What needs to be done
Exactly reproduce each line of the listing that follows.

Stored data
- - -
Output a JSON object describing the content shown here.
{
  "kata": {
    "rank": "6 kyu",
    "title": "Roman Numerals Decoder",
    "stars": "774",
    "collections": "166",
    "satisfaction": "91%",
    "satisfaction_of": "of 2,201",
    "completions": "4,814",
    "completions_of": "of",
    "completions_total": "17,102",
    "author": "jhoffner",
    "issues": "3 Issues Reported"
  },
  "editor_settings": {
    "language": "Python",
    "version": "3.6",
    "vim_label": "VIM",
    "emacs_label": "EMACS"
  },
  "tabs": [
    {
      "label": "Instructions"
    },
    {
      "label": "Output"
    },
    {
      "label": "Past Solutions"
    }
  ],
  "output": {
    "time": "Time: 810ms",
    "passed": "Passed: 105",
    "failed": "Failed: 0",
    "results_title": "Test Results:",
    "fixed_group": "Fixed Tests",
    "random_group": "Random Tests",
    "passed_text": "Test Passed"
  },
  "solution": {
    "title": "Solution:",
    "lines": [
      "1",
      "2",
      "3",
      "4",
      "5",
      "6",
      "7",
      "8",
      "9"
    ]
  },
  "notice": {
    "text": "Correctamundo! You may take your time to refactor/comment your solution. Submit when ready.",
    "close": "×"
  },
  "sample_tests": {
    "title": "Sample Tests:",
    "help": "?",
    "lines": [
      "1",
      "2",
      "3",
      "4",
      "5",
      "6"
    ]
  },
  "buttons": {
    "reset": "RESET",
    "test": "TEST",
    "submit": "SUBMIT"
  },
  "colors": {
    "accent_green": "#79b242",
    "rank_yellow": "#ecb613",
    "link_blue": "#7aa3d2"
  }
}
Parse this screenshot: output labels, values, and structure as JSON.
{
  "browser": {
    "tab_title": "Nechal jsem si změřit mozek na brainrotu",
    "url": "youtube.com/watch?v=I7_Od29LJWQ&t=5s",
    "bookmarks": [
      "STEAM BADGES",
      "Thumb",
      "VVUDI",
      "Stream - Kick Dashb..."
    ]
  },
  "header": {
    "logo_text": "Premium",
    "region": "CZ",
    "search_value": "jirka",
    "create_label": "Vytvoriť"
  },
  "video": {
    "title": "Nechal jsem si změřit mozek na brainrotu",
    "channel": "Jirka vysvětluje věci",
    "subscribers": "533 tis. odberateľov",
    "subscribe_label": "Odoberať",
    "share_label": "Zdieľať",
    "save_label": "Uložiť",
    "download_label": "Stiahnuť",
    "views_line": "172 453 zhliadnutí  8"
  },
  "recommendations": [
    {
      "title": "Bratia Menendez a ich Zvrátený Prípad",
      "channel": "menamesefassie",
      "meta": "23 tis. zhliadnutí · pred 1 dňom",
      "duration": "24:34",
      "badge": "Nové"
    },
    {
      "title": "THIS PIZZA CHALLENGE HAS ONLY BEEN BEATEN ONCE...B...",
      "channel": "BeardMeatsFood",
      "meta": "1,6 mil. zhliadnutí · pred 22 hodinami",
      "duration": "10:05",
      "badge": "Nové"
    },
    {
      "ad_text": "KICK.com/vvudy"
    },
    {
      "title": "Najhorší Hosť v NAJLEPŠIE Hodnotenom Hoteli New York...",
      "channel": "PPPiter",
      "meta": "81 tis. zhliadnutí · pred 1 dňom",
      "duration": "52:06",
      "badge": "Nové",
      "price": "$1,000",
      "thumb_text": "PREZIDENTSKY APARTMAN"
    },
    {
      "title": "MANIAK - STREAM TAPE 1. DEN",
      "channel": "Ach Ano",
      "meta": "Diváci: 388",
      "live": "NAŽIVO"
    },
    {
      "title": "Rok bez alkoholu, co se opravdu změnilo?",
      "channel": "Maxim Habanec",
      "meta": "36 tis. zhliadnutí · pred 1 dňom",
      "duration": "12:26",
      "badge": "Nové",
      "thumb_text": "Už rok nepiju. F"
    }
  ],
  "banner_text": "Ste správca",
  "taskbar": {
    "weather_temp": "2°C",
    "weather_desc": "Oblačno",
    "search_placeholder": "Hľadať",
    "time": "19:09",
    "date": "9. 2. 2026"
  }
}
- - -
Final result
Output a JSON object describing the content shown here.
{
  "kata": {
    "rank": "6 kyu",
    "title": "Roman Numerals Decoder",
    "stars": "774",
    "collections": "166",
    "satisfaction": "91%",
    "satisfaction_of": "of 2,201",
    "completions": "4,814",
    "completions_of": "of",
    "completions_total": "17,102",
    "author": "jhoffner",
    "issues": "3 Issues Reported"
  },
  "editor_settings": {
    "language": "Python",
    "version": "3.6",
    "vim_label": "VIM",
    "emacs_label": "EMACS"
  },
  "tabs": [
    {
      "label": "Instructions"
    },
    {
      "label": "Output"
    },
    {
      "label": "Past Solutions"
    }
  ],
  "output": {
    "time": "Time: 810ms",
    "passed": "Passed: 105",
    "failed": "Failed: 0",
    "results_title": "Test Results:",
    "fixed_group": "Fixed Tests",
    "random_group": "Random Tests",
    "passed_text": "Test Passed"
  },
  "solution": {
    "title": "Solution:",
    "lines": [
      "1",
      "2",
      "3",
      "4",
      "5",
      "6",
      "7",
      "8",
      "9"
    ]
  },
  "notice": {
    "text": "Correctamundo! You may take your time to refactor/comment your solution. Submit when ready.",
    "close": "×"
  },
  "sample_tests": {
    "title": "Sample Tests:",
    "help": "?",
    "lines": [
      "1",
      "2",
      "3",
      "4",
      "5",
      "6"
    ]
  },
  "buttons": {
    "reset": "RESET",
    "test": "TEST",
    "submit": "SUBMIT"
  },
  "colors": {
    "accent_green": "#79b242",
    "rank_yellow": "#ecb613",
    "link_blue": "#7aa3d2"
  }
}
Parse this screenshot: output labels, values, and structure as JSON.
{
  "browser": {
    "tab_title": "Nechal jsem si změřit mozek na brainrotu",
    "url": "youtube.com/watch?v=I7_Od29LJWQ&t=5s",
    "bookmarks": [
      "STEAM BADGES",
      "Thumb",
      "VVUDI",
      "Stream - Kick Dashb..."
    ]
  },
  "header": {
    "logo_text": "Premium",
    "region": "CZ",
    "search_value": "jirka",
    "create_label": "Vytvoriť"
  },
  "video": {
    "title": "Nechal jsem si změřit mozek na brainrotu",
    "channel": "Jirka vysvětluje věci",
    "subscribers": "533 tis. odberateľov",
    "subscribe_label": "Odoberať",
    "share_label": "Zdieľať",
    "save_label": "Uložiť",
    "download_label": "Stiahnuť",
    "views_line": "172 453 zhliadnutí  8"
  },
  "recommendations": [
    {
      "title": "Bratia Menendez a ich Zvrátený Prípad",
      "channel": "menamesefassie",
      "meta": "23 tis. zhliadnutí · pred 1 dňom",
      "duration": "24:34",
      "badge": "Nové"
    },
    {
      "title": "THIS PIZZA CHALLENGE HAS ONLY BEEN BEATEN ONCE...B...",
      "channel": "BeardMeatsFood",
      "meta": "1,6 mil. zhliadnutí · pred 22 hodinami",
      "duration": "10:05",
      "badge": "Nové"
    },
    {
      "ad_text": "KICK.com/vvudy"
    },
    {
      "title": "Najhorší Hosť v NAJLEPŠIE Hodnotenom Hoteli New York...",
      "channel": "PPPiter",
      "meta": "81 tis. zhliadnutí · pred 1 dňom",
      "duration": "52:06",
      "badge": "Nové",
      "price": "$1,000",
      "thumb_text": "PREZIDENTSKY APARTMAN"
    },
    {
      "title": "MANIAK - STREAM TAPE 1. DEN",
      "channel": "Ach Ano",
      "meta": "Diváci: 388",
      "live": "NAŽIVO"
    },
    {
      "title": "Rok bez alkoholu, co se opravdu změnilo?",
      "channel": "Maxim Habanec",
      "meta": "36 tis. zhliadnutí · pred 1 dňom",
      "duration": "12:26",
      "badge": "Nové",
      "thumb_text": "Už rok nepiju. F"
    }
  ],
  "banner_text": "Ste správca",
  "taskbar": {
    "weather_temp": "2°C",
    "weather_desc": "Oblačno",
    "search_placeholder": "Hľadať",
    "time": "19:09",
    "date": "9. 2. 2026"
  }
}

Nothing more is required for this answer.